**Stated exercise**
Your task is to gather the lines below that hold the string "this".

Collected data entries
★ ★ ★ ★ ★

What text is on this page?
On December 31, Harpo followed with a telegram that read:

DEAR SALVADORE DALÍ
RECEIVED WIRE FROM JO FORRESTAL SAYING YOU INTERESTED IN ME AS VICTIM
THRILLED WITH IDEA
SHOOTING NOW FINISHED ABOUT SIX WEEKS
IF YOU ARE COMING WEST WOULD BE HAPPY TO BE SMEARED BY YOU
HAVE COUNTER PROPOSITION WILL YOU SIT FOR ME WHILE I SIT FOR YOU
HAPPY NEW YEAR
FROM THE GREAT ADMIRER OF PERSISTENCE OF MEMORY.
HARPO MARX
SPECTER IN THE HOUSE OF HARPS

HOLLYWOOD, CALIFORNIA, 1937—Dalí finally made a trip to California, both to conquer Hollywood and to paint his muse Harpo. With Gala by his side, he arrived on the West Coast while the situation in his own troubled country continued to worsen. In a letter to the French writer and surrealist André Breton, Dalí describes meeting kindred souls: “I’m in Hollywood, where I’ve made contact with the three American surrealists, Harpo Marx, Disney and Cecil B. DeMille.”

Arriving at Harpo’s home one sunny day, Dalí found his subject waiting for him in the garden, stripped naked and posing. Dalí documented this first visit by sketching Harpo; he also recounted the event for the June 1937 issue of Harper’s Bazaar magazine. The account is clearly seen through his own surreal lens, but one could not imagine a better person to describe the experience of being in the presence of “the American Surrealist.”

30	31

★ ★ ★ ★ ★

**Task result**
What text is on this page?
Arriving at Harpo’s home one sunny day, Dalí found his subject waiting for him in the garden, stripped naked and posing. Dalí documented this first visit by sketching Harpo; he also recounted the event for the June 1937 issue of Harper’s Bazaar magazine. The account is clearly seen through his own surreal lens, but one could not imagine a better person to describe the experience of being in the presence of “the American Surrealist.”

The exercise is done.